What to do:
Lay out the lines below as a JSON list of strings, one string per line and blank lines omitted. Cover only the part that opens with the first line and closes with the line containing "legend-label: 4분위 [1270,455,1332,484]", both included.
═════ Records supplied ═════
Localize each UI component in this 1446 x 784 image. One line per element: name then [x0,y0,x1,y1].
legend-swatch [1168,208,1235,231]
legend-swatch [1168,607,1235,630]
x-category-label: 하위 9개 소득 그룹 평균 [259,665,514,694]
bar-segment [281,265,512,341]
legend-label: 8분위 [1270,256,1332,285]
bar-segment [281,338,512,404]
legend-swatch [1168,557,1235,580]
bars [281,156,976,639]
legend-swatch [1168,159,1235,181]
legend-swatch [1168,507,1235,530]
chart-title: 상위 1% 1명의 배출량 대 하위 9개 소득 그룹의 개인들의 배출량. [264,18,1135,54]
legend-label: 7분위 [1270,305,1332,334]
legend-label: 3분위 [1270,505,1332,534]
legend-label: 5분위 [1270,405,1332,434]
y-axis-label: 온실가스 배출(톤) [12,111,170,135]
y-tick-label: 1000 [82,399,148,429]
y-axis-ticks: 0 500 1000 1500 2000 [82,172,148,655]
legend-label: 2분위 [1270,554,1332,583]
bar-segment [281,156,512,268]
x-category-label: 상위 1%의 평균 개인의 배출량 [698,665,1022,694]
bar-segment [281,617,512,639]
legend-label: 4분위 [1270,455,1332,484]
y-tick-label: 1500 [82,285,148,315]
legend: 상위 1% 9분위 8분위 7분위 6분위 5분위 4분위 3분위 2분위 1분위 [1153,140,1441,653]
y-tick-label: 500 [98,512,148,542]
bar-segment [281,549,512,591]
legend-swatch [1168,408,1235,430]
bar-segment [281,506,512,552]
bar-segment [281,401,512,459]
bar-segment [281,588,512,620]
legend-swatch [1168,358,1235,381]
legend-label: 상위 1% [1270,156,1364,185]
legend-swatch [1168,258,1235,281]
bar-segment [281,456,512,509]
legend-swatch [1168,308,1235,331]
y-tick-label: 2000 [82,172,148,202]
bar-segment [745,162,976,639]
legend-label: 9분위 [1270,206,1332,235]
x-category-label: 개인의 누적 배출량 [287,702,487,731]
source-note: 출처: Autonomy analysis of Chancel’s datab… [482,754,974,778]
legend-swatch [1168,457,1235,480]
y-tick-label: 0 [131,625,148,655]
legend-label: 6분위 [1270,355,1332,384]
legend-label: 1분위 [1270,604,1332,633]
═════
Exercise output:
[
  "Localize each UI component in this 1446 x 784 image. One line per element: name then [x0,y0,x1,y1].",
  "legend-swatch [1168,208,1235,231]",
  "legend-swatch [1168,607,1235,630]",
  "x-category-label: 하위 9개 소득 그룹 평균 [259,665,514,694]",
  "bar-segment [281,265,512,341]",
  "legend-label: 8분위 [1270,256,1332,285]",
  "bar-segment [281,338,512,404]",
  "legend-swatch [1168,557,1235,580]",
  "bars [281,156,976,639]",
  "legend-swatch [1168,159,1235,181]",
  "legend-swatch [1168,507,1235,530]",
  "chart-title: 상위 1% 1명의 배출량 대 하위 9개 소득 그룹의 개인들의 배출량. [264,18,1135,54]",
  "legend-label: 7분위 [1270,305,1332,334]",
  "legend-label: 3분위 [1270,505,1332,534]",
  "legend-label: 5분위 [1270,405,1332,434]",
  "y-axis-label: 온실가스 배출(톤) [12,111,170,135]",
  "y-tick-label: 1000 [82,399,148,429]",
  "y-axis-ticks: 0 500 1000 1500 2000 [82,172,148,655]",
  "legend-label: 2분위 [1270,554,1332,583]",
  "bar-segment [281,156,512,268]",
  "x-category-label: 상위 1%의 평균 개인의 배출량 [698,665,1022,694]",
  "bar-segment [281,617,512,639]",
  "legend-label: 4분위 [1270,455,1332,484]"
]